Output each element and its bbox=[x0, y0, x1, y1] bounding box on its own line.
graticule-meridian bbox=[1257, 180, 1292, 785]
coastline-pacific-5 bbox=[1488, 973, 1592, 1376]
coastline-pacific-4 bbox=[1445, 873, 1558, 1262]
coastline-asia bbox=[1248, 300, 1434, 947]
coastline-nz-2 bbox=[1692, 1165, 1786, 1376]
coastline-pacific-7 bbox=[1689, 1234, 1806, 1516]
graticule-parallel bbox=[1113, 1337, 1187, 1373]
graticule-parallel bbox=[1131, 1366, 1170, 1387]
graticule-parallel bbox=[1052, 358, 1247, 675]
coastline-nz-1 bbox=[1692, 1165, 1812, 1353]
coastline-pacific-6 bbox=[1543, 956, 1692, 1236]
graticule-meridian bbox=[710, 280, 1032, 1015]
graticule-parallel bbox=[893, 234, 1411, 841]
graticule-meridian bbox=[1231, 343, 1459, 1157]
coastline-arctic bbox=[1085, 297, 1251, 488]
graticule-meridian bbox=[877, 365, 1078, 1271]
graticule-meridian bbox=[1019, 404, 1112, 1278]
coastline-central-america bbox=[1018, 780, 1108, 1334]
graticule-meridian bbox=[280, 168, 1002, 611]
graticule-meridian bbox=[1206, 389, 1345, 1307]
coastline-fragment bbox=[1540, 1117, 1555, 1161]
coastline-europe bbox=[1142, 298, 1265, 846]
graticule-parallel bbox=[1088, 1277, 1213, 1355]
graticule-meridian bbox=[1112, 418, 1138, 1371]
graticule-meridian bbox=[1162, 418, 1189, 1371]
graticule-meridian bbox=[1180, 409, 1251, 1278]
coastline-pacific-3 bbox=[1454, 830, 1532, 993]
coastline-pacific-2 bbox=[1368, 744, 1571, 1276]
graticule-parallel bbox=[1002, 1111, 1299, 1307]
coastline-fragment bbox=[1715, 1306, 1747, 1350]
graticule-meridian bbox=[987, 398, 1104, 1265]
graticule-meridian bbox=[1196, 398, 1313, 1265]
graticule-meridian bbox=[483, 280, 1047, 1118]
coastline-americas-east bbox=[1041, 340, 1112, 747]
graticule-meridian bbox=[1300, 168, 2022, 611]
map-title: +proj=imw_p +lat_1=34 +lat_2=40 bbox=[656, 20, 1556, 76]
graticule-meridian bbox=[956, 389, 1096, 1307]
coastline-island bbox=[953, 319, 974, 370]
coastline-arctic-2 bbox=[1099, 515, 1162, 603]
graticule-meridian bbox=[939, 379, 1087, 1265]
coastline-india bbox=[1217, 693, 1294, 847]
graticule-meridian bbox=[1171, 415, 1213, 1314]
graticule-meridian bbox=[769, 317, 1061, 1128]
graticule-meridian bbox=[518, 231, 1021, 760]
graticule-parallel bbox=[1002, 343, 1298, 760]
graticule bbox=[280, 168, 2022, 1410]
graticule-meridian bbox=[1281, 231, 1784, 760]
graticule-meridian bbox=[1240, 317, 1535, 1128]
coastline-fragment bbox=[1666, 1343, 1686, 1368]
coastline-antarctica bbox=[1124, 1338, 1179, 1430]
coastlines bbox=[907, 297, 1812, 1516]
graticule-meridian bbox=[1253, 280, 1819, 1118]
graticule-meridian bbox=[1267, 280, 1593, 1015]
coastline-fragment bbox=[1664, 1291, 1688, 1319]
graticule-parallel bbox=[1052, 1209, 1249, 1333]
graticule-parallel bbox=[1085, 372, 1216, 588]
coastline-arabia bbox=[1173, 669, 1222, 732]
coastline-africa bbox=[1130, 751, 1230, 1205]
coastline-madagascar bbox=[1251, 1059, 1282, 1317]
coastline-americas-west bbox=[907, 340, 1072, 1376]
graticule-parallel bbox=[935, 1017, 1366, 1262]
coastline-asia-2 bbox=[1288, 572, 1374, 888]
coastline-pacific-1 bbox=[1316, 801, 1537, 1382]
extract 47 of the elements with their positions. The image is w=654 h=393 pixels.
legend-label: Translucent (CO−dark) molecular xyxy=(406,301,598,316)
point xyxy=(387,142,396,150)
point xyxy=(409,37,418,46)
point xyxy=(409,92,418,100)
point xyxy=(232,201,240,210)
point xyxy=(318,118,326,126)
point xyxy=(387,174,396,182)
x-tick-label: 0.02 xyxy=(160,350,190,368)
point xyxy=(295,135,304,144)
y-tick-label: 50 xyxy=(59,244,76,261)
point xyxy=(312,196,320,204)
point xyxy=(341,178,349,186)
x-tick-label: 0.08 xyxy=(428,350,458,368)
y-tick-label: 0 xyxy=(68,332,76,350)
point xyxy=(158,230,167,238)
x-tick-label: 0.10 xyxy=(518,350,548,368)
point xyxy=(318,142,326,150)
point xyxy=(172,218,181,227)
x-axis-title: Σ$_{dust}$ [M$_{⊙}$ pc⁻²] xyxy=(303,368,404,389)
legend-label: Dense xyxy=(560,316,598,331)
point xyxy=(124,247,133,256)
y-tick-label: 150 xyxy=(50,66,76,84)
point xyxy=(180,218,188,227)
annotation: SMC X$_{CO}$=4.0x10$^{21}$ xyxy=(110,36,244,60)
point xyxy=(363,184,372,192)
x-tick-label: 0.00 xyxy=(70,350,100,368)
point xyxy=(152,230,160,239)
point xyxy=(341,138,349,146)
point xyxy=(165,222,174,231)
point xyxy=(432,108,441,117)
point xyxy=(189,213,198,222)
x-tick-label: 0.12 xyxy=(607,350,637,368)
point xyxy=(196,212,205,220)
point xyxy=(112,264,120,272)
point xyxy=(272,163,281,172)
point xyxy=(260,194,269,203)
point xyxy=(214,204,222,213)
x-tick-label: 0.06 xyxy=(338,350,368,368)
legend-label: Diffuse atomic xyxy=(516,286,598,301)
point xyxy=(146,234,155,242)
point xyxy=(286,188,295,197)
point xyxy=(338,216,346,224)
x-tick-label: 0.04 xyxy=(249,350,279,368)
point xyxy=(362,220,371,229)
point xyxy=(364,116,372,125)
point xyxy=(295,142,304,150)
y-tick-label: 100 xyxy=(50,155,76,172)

Ziel der Übung: Gib bitte sämtliche Zeilen der gesamten Auflistung oben als JSON-Liste von Zeichenketten aus, mit genau einer Zeichenkette pro Zeile. Leerzeilen lässt du dabei weg.

Lösung der Aufgabe:
[
  "Output each element and its bbox=[x0, y0, x1, y1] bounding box on its own line.",
  "graticule-meridian bbox=[1257, 180, 1292, 785]",
  "coastline-pacific-5 bbox=[1488, 973, 1592, 1376]",
  "coastline-pacific-4 bbox=[1445, 873, 1558, 1262]",
  "coastline-asia bbox=[1248, 300, 1434, 947]",
  "coastline-nz-2 bbox=[1692, 1165, 1786, 1376]",
  "coastline-pacific-7 bbox=[1689, 1234, 1806, 1516]",
  "graticule-parallel bbox=[1113, 1337, 1187, 1373]",
  "graticule-parallel bbox=[1131, 1366, 1170, 1387]",
  "graticule-parallel bbox=[1052, 358, 1247, 675]",
  "coastline-nz-1 bbox=[1692, 1165, 1812, 1353]",
  "coastline-pacific-6 bbox=[1543, 956, 1692, 1236]",
  "graticule-meridian bbox=[710, 280, 1032, 1015]",
  "graticule-parallel bbox=[893, 234, 1411, 841]",
  "graticule-meridian bbox=[1231, 343, 1459, 1157]",
  "coastline-arctic bbox=[1085, 297, 1251, 488]",
  "graticule-meridian bbox=[877, 365, 1078, 1271]",
  "graticule-meridian bbox=[1019, 404, 1112, 1278]",
  "coastline-central-america bbox=[1018, 780, 1108, 1334]",
  "graticule-meridian bbox=[280, 168, 1002, 611]",
  "graticule-meridian bbox=[1206, 389, 1345, 1307]",
  "coastline-fragment bbox=[1540, 1117, 1555, 1161]",
  "coastline-europe bbox=[1142, 298, 1265, 846]",
  "graticule-parallel bbox=[1088, 1277, 1213, 1355]",
  "graticule-meridian bbox=[1112, 418, 1138, 1371]",
  "graticule-meridian bbox=[1162, 418, 1189, 1371]",
  "graticule-meridian bbox=[1180, 409, 1251, 1278]",
  "coastline-pacific-3 bbox=[1454, 830, 1532, 993]",
  "coastline-pacific-2 bbox=[1368, 744, 1571, 1276]",
  "graticule-parallel bbox=[1002, 1111, 1299, 1307]",
  "coastline-fragment bbox=[1715, 1306, 1747, 1350]",
  "graticule-meridian bbox=[987, 398, 1104, 1265]",
  "graticule-meridian bbox=[1196, 398, 1313, 1265]",
  "graticule-meridian bbox=[483, 280, 1047, 1118]",
  "coastline-americas-east bbox=[1041, 340, 1112, 747]",
  "graticule-meridian bbox=[1300, 168, 2022, 611]",
  "map-title: +proj=imw_p +lat_1=34 +lat_2=40 bbox=[656, 20, 1556, 76]",
  "graticule-meridian bbox=[956, 389, 1096, 1307]",
  "coastline-island bbox=[953, 319, 974, 370]",
  "coastline-arctic-2 bbox=[1099, 515, 1162, 603]",
  "graticule-meridian bbox=[939, 379, 1087, 1265]",
  "coastline-india bbox=[1217, 693, 1294, 847]",
  "graticule-meridian bbox=[1171, 415, 1213, 1314]",
  "graticule-meridian bbox=[769, 317, 1061, 1128]",
  "graticule-meridian bbox=[518, 231, 1021, 760]",
  "graticule-parallel bbox=[1002, 343, 1298, 760]",
  "graticule bbox=[280, 168, 2022, 1410]",
  "graticule-meridian bbox=[1281, 231, 1784, 760]",
  "graticule-meridian bbox=[1240, 317, 1535, 1128]",
  "coastline-fragment bbox=[1666, 1343, 1686, 1368]",
  "coastline-antarctica bbox=[1124, 1338, 1179, 1430]",
  "coastlines bbox=[907, 297, 1812, 1516]",
  "graticule-meridian bbox=[1253, 280, 1819, 1118]",
  "graticule-meridian bbox=[1267, 280, 1593, 1015]",
  "coastline-fragment bbox=[1664, 1291, 1688, 1319]",
  "graticule-parallel bbox=[1052, 1209, 1249, 1333]",
  "graticule-parallel bbox=[1085, 372, 1216, 588]",
  "coastline-arabia bbox=[1173, 669, 1222, 732]",
  "coastline-africa bbox=[1130, 751, 1230, 1205]",
  "coastline-madagascar bbox=[1251, 1059, 1282, 1317]",
  "coastline-americas-west bbox=[907, 340, 1072, 1376]",
  "graticule-parallel bbox=[935, 1017, 1366, 1262]",
  "coastline-asia-2 bbox=[1288, 572, 1374, 888]",
  "coastline-pacific-1 bbox=[1316, 801, 1537, 1382]",
  "extract 47 of the elements with their positions. The image is w=654 h=393 pixels.",
  "legend-label: Translucent (CO−dark) molecular xyxy=(406,301,598,316)",
  "point xyxy=(387,142,396,150)",
  "point xyxy=(409,37,418,46)",
  "point xyxy=(409,92,418,100)",
  "point xyxy=(232,201,240,210)",
  "point xyxy=(318,118,326,126)",
  "point xyxy=(387,174,396,182)",
  "x-tick-label: 0.02 xyxy=(160,350,190,368)",
  "point xyxy=(295,135,304,144)",
  "y-tick-label: 50 xyxy=(59,244,76,261)",
  "point xyxy=(312,196,320,204)",
  "point xyxy=(341,178,349,186)",
  "x-tick-label: 0.08 xyxy=(428,350,458,368)",
  "y-tick-label: 0 xyxy=(68,332,76,350)",
  "point xyxy=(158,230,167,238)",
  "x-tick-label: 0.10 xyxy=(518,350,548,368)",
  "point xyxy=(318,142,326,150)",
  "point xyxy=(172,218,181,227)",
  "x-axis-title: Σ$_{dust}$ [M$_{⊙}$ pc⁻²] xyxy=(303,368,404,389)",
  "legend-label: Dense xyxy=(560,316,598,331)",
  "point xyxy=(124,247,133,256)",
  "y-tick-label: 150 xyxy=(50,66,76,84)",
  "point xyxy=(180,218,188,227)",
  "annotation: SMC X$_{CO}$=4.0x10$^{21}$ xyxy=(110,36,244,60)",
  "point xyxy=(363,184,372,192)",
  "x-tick-label: 0.00 xyxy=(70,350,100,368)",
  "point xyxy=(152,230,160,239)",
  "point xyxy=(341,138,349,146)",
  "point xyxy=(165,222,174,231)",
  "point xyxy=(432,108,441,117)",
  "point xyxy=(189,213,198,222)",
  "x-tick-label: 0.12 xyxy=(607,350,637,368)",
  "point xyxy=(196,212,205,220)",
  "point xyxy=(112,264,120,272)",
  "point xyxy=(272,163,281,172)",
  "point xyxy=(260,194,269,203)",
  "point xyxy=(214,204,222,213)",
  "x-tick-label: 0.06 xyxy=(338,350,368,368)",
  "legend-label: Diffuse atomic xyxy=(516,286,598,301)",
  "point xyxy=(146,234,155,242)",
  "point xyxy=(286,188,295,197)",
  "point xyxy=(338,216,346,224)",
  "x-tick-label: 0.04 xyxy=(249,350,279,368)",
  "point xyxy=(362,220,371,229)",
  "point xyxy=(364,116,372,125)",
  "point xyxy=(295,142,304,150)",
  "y-tick-label: 100 xyxy=(50,155,76,172)"
]